Challenge » Count the lines in the data below where the string "text" occurs, please, and give the number alone.

───── Data supplied

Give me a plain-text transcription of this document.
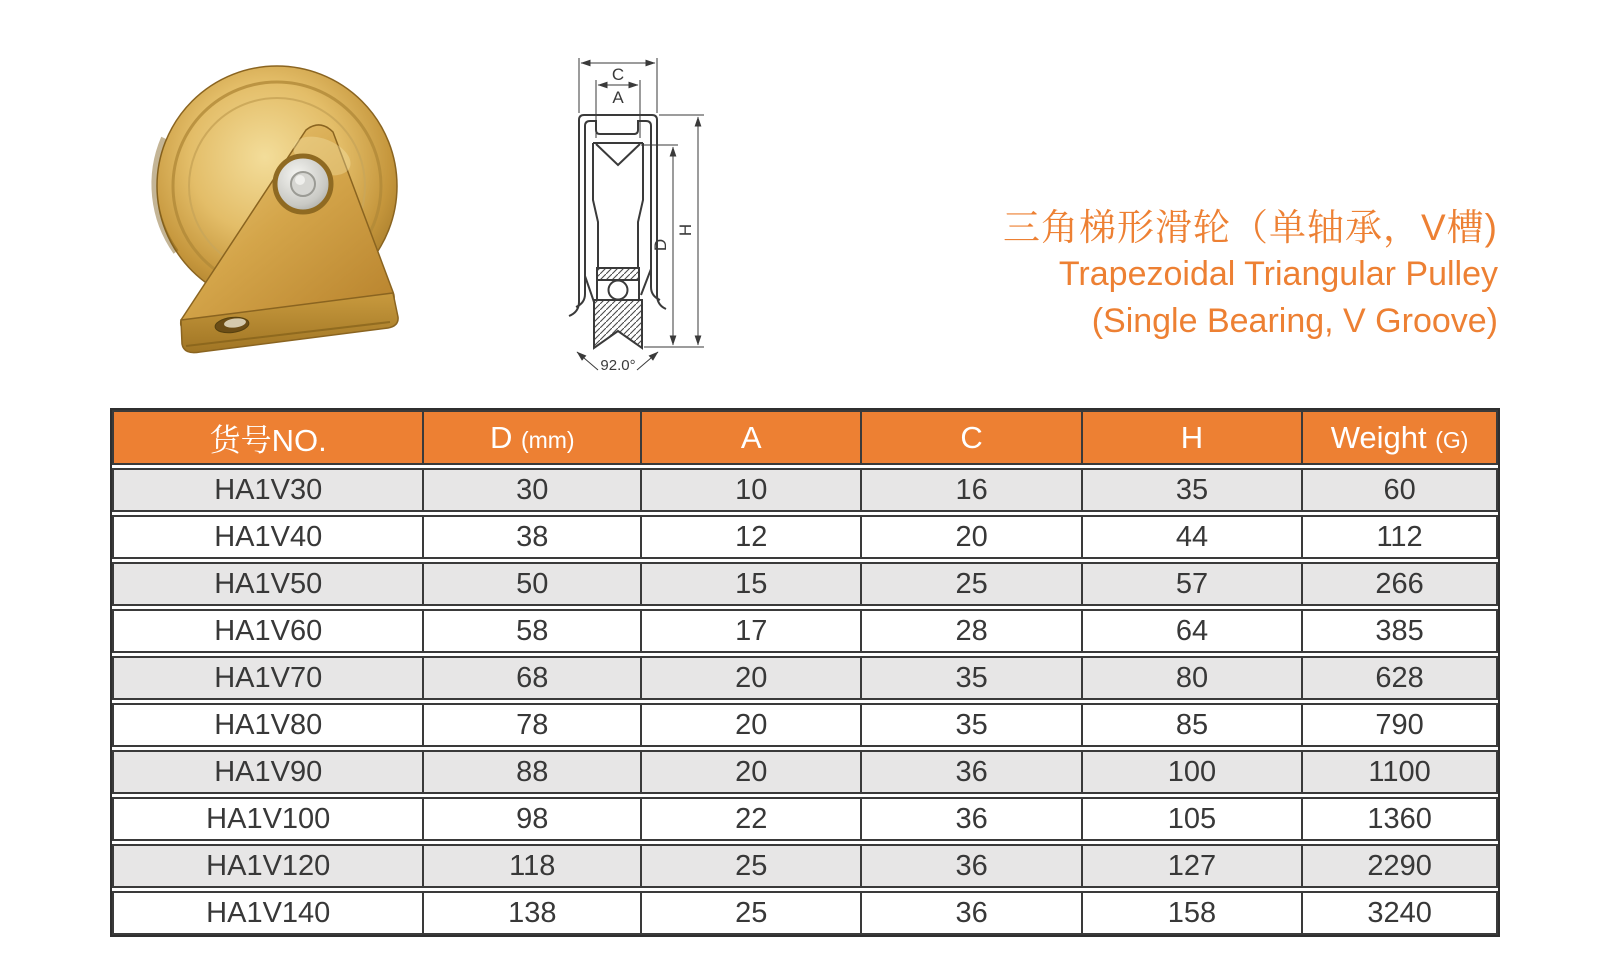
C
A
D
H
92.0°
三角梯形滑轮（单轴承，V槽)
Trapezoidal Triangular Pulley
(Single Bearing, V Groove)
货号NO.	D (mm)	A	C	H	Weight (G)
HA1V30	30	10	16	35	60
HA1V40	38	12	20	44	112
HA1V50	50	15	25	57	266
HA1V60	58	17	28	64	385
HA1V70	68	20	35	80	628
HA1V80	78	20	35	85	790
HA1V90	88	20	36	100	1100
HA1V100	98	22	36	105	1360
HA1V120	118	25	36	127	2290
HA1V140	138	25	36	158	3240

──────────
───── Data supplied

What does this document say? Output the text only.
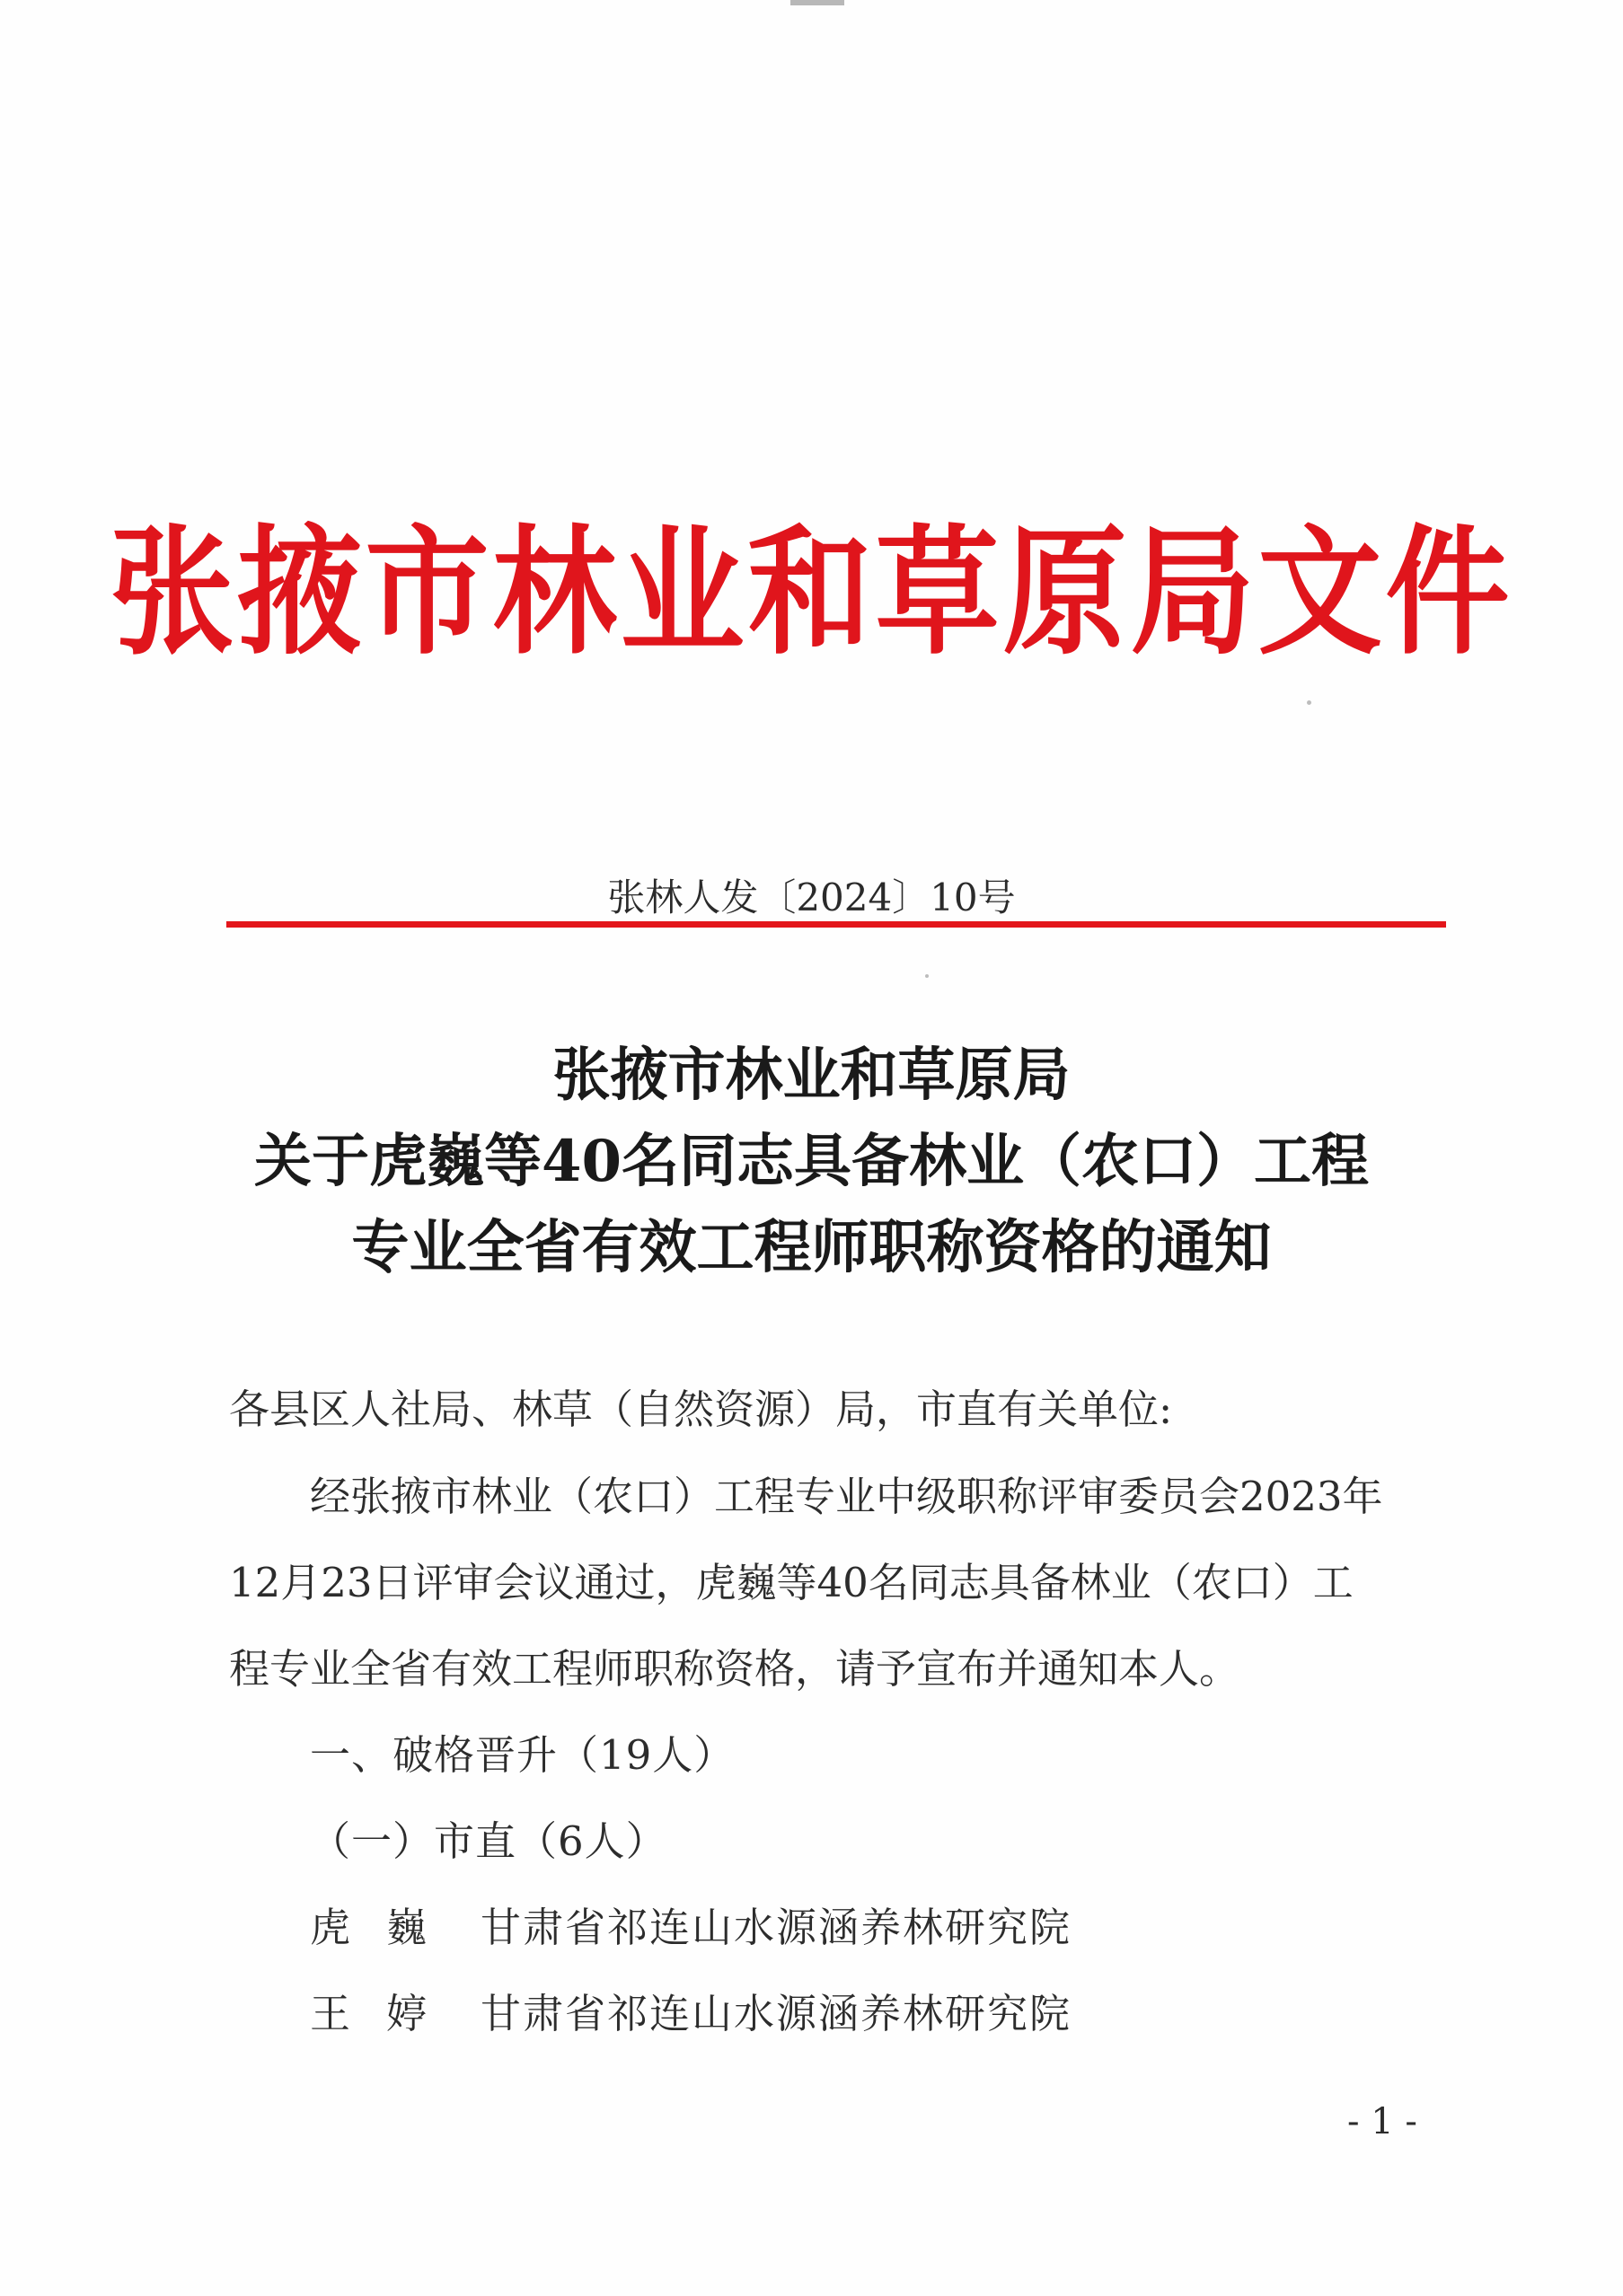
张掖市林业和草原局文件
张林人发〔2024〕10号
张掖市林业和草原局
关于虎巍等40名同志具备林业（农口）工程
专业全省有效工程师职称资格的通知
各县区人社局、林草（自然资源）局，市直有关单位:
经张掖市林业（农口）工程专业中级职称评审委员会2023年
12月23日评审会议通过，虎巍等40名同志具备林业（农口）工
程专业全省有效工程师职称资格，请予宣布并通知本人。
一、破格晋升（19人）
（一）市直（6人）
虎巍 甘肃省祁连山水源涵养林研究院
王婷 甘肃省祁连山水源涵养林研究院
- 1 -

──────────
───── Data supplied

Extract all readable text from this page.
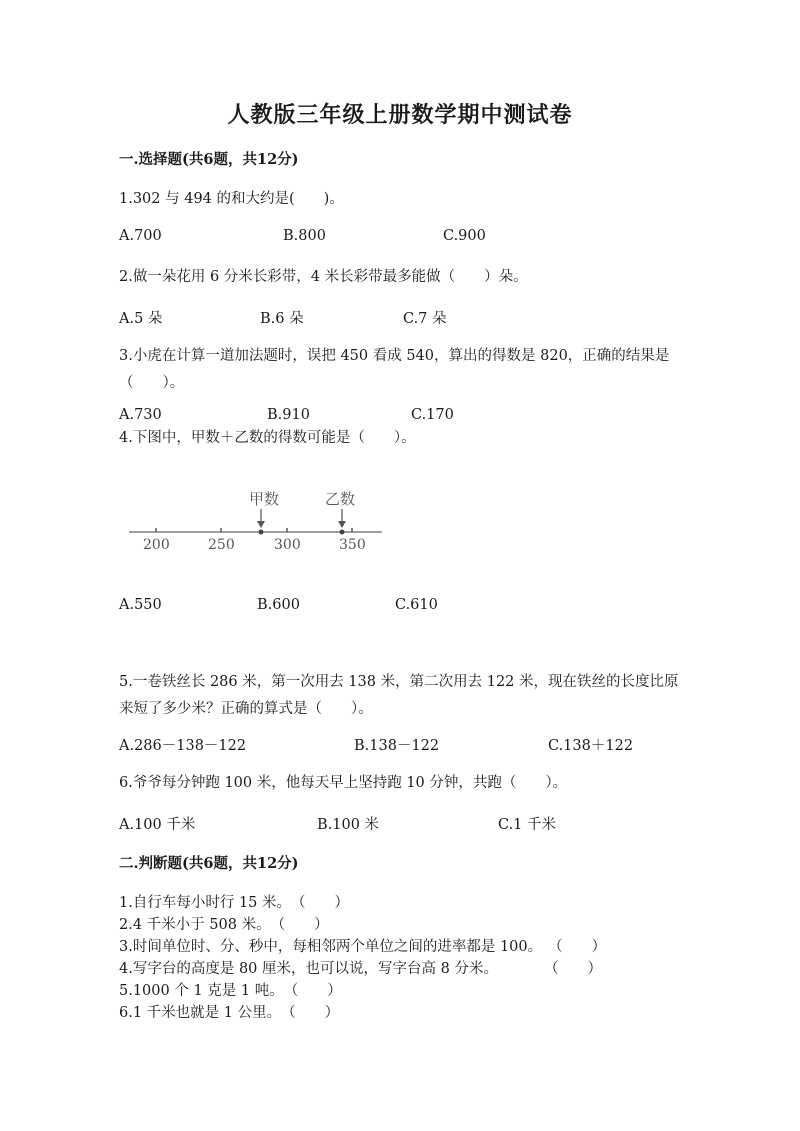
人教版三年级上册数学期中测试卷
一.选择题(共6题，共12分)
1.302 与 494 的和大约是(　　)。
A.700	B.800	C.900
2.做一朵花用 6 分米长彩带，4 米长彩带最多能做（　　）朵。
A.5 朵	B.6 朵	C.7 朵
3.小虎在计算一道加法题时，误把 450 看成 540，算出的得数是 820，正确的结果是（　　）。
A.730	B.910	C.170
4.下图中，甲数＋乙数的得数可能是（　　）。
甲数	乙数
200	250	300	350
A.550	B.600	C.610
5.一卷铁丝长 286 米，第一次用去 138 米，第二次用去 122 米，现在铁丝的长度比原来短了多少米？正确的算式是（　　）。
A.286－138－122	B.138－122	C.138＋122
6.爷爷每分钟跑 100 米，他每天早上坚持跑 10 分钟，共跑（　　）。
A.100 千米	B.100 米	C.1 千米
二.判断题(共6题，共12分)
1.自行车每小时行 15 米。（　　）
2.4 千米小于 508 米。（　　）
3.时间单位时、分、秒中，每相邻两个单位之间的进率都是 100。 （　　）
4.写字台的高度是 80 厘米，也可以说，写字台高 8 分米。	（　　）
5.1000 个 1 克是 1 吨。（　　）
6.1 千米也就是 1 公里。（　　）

──────────

Output for this task » 3